Text passage >>
#####

This my current painting set-up when I’m out on a job. It’s so colourful and eye-catching, and I just love it!
Whilst working I’m frequently asked questions about my kit from interested on-lookers. So, over the coming weeks I thought I would share with you some of the contents of my kit, what they are and how I use them. Any questions, don’t hesitate to email me at firstname.lastname@example.org
Part III- Brushes
An artist’s best friend
Good brushes are an artist’s best friends! A professional face painter gets to know the personality traits, strengths as well as the limitations of each and every brush, and knows how to get the best out of them.
But, of course, it’s not all one-sided. In order to perform at their best, brushes must be well cared for. It’s always a bad sign if you spot paint brushes sitting in water at a face painter’s table. These brushes are clearly not their friends.

#####

Dataset content >>
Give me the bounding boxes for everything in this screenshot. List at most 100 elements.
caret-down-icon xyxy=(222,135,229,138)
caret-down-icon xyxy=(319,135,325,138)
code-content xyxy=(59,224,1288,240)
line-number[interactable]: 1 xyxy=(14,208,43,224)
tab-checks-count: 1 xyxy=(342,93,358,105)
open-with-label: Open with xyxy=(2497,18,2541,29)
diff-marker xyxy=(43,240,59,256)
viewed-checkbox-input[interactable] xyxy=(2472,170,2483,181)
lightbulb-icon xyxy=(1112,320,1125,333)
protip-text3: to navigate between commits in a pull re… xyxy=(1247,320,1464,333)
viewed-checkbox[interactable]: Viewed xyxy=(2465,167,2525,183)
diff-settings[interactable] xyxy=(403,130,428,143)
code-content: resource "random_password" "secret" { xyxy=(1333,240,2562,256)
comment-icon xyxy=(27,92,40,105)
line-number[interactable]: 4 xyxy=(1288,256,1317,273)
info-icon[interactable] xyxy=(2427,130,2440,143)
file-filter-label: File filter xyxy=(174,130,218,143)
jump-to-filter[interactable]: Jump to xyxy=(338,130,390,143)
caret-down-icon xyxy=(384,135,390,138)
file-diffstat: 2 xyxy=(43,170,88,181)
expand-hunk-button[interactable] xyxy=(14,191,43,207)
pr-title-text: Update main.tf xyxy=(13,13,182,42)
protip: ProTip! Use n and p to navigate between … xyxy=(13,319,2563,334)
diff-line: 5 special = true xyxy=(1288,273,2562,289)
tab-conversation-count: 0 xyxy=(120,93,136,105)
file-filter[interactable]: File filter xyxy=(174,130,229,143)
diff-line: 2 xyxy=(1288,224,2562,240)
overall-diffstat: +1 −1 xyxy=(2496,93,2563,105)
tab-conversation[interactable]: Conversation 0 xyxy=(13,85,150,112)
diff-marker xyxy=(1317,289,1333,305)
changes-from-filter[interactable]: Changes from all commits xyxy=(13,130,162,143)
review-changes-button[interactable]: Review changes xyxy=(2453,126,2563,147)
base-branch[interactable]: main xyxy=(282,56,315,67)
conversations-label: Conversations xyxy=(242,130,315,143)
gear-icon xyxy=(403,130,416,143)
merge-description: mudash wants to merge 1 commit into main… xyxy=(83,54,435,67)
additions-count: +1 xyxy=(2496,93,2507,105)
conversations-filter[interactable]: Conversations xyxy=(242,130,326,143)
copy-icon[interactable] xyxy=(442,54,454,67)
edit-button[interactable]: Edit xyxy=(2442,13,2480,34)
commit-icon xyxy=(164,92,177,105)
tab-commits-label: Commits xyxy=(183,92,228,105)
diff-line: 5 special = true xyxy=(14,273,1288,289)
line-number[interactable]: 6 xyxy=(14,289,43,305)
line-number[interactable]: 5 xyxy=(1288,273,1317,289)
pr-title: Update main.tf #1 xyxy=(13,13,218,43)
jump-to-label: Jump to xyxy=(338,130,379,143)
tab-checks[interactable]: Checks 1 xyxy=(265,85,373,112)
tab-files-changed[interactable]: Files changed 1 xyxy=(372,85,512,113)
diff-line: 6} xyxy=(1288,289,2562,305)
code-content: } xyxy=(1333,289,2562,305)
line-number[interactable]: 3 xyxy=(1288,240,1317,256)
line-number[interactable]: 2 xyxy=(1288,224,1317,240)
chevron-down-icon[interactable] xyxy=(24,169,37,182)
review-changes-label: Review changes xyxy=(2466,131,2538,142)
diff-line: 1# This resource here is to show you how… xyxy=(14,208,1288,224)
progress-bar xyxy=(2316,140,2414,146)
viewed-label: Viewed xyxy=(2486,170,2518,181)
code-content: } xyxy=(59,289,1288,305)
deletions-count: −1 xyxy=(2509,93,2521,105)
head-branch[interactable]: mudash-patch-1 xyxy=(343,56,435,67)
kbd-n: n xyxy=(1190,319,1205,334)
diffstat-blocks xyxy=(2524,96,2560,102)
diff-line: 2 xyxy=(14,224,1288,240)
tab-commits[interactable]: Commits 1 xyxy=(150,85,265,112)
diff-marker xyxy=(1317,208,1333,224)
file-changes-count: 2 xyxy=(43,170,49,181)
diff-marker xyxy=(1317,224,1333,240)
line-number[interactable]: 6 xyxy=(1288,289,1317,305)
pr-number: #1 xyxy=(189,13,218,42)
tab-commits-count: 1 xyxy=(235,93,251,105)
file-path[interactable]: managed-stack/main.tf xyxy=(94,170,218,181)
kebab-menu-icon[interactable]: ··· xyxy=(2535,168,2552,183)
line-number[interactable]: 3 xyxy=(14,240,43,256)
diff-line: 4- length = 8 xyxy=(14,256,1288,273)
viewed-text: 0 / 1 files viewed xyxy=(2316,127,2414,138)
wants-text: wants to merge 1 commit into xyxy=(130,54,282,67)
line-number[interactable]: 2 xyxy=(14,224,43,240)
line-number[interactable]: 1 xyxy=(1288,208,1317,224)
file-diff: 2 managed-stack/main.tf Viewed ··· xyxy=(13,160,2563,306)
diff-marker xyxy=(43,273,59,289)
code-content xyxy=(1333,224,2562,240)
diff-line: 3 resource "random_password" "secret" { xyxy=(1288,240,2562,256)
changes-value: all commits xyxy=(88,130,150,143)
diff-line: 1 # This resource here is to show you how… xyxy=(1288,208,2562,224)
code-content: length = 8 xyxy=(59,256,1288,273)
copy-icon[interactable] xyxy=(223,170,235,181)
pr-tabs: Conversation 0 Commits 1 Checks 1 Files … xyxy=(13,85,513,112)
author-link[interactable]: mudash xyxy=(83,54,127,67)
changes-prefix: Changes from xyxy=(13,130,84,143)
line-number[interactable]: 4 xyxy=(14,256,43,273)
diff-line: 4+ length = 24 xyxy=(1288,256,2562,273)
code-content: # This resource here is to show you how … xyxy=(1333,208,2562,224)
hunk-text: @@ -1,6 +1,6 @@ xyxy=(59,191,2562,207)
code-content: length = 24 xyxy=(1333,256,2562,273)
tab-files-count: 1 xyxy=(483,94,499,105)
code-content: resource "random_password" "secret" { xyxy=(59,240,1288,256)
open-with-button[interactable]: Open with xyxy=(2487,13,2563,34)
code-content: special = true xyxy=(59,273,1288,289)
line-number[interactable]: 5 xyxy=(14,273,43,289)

#####

Work task >>
In the text about a face painter's kit, what is it always a bad sign to see at a face painter's table?

Reply >>
Paint brushes sitting in water.